EXERCISE TASK: Check each line below for the word "Федеральный", and copy those that have it.

Dataset entries

(begin)

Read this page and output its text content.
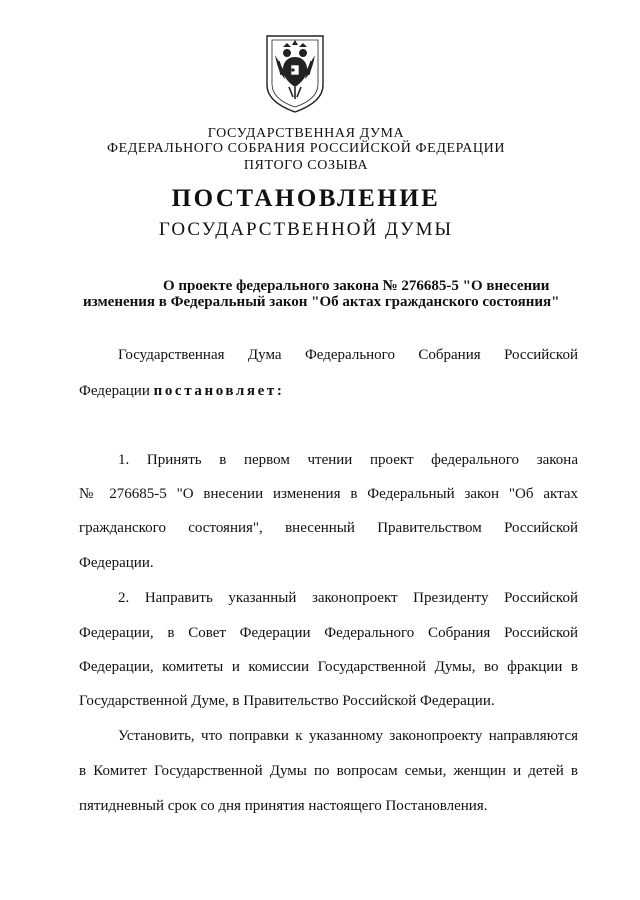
ГОСУДАРСТВЕННАЯ ДУМА
ФЕДЕРАЛЬНОГО СОБРАНИЯ РОССИЙСКОЙ ФЕДЕРАЦИИ
ПЯТОГО СОЗЫВА
ПОСТАНОВЛЕНИЕ
ГОСУДАРСТВЕННОЙ ДУМЫ
О проекте федерального закона № 276685-5 "О внесении
изменения в Федеральный закон "Об актах гражданского состояния"
Государственная Дума Федерального Собрания Российской
Федерации постановляет:
1. Принять в первом чтении проект федерального закона
№ 276685-5 "О внесении изменения в Федеральный закон "Об актах
гражданского состояния", внесенный Правительством Российской
Федерации.
2. Направить указанный законопроект Президенту Российской
Федерации, в Совет Федерации Федерального Собрания Российской
Федерации, комитеты и комиссии Государственной Думы, во фракции в
Государственной Думе, в Правительство Российской Федерации.
Установить, что поправки к указанному законопроекту направляются
в Комитет Государственной Думы по вопросам семьи, женщин и детей в
пятидневный срок со дня принятия настоящего Постановления.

(end)

TASK SOLUTION:
изменения в Федеральный закон "Об актах гражданского состояния"
№ 276685-5 "О внесении изменения в Федеральный закон "Об актах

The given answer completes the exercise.